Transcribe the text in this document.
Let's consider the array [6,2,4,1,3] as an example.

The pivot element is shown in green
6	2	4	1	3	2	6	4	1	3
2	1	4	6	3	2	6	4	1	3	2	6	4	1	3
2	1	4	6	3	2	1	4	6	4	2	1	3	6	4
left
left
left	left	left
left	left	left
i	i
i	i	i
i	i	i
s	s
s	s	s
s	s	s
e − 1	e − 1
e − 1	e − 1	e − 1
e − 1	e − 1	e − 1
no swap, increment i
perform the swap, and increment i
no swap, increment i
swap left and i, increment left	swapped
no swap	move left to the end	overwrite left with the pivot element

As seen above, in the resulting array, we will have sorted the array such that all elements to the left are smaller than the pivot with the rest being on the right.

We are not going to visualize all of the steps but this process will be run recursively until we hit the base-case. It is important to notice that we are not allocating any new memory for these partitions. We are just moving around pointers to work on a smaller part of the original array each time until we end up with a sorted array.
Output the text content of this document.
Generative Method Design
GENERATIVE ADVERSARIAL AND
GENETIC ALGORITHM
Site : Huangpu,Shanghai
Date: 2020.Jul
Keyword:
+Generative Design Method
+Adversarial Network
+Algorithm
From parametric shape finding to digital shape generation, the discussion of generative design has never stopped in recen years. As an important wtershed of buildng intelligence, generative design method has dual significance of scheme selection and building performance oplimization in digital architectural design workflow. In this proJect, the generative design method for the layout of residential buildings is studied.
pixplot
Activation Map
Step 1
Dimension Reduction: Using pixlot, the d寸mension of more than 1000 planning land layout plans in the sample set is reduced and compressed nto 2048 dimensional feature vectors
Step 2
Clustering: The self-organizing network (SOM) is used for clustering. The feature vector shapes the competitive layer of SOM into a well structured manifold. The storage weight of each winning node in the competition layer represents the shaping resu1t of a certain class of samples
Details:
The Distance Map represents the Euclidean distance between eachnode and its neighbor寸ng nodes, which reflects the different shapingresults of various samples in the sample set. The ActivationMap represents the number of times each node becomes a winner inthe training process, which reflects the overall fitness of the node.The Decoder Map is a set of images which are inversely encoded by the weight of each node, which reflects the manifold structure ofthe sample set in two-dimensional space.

#####

WORK REQUIRED
Working from the material above, retype it in its entirety without change.

EXPECTED ANSWER
Transcribe the text in this document.
Let's consider the array [6,2,4,1,3] as an example.

The pivot element is shown in green
6	2	4	1	3	2	6	4	1	3
2	1	4	6	3	2	6	4	1	3	2	6	4	1	3
2	1	4	6	3	2	1	4	6	4	2	1	3	6	4
left
left
left	left	left
left	left	left
i	i
i	i	i
i	i	i
s	s
s	s	s
s	s	s
e − 1	e − 1
e − 1	e − 1	e − 1
e − 1	e − 1	e − 1
no swap, increment i
perform the swap, and increment i
no swap, increment i
swap left and i, increment left	swapped
no swap	move left to the end	overwrite left with the pivot element

As seen above, in the resulting array, we will have sorted the array such that all elements to the left are smaller than the pivot with the rest being on the right.

We are not going to visualize all of the steps but this process will be run recursively until we hit the base-case. It is important to notice that we are not allocating any new memory for these partitions. We are just moving around pointers to work on a smaller part of the original array each time until we end up with a sorted array.
Output the text content of this document.
Generative Method Design
GENERATIVE ADVERSARIAL AND
GENETIC ALGORITHM
Site : Huangpu,Shanghai
Date: 2020.Jul
Keyword:
+Generative Design Method
+Adversarial Network
+Algorithm
From parametric shape finding to digital shape generation, the discussion of generative design has never stopped in recen years. As an important wtershed of buildng intelligence, generative design method has dual significance of scheme selection and building performance oplimization in digital architectural design workflow. In this proJect, the generative design method for the layout of residential buildings is studied.
pixplot
Activation Map
Step 1
Dimension Reduction: Using pixlot, the d寸mension of more than 1000 planning land layout plans in the sample set is reduced and compressed nto 2048 dimensional feature vectors
Step 2
Clustering: The self-organizing network (SOM) is used for clustering. The feature vector shapes the competitive layer of SOM into a well structured manifold. The storage weight of each winning node in the competition layer represents the shaping resu1t of a certain class of samples
Details:
The Distance Map represents the Euclidean distance between eachnode and its neighbor寸ng nodes, which reflects the different shapingresults of various samples in the sample set. The ActivationMap represents the number of times each node becomes a winner inthe training process, which reflects the overall fitness of the node.The Decoder Map is a set of images which are inversely encoded by the weight of each node, which reflects the manifold structure ofthe sample set in two-dimensional space.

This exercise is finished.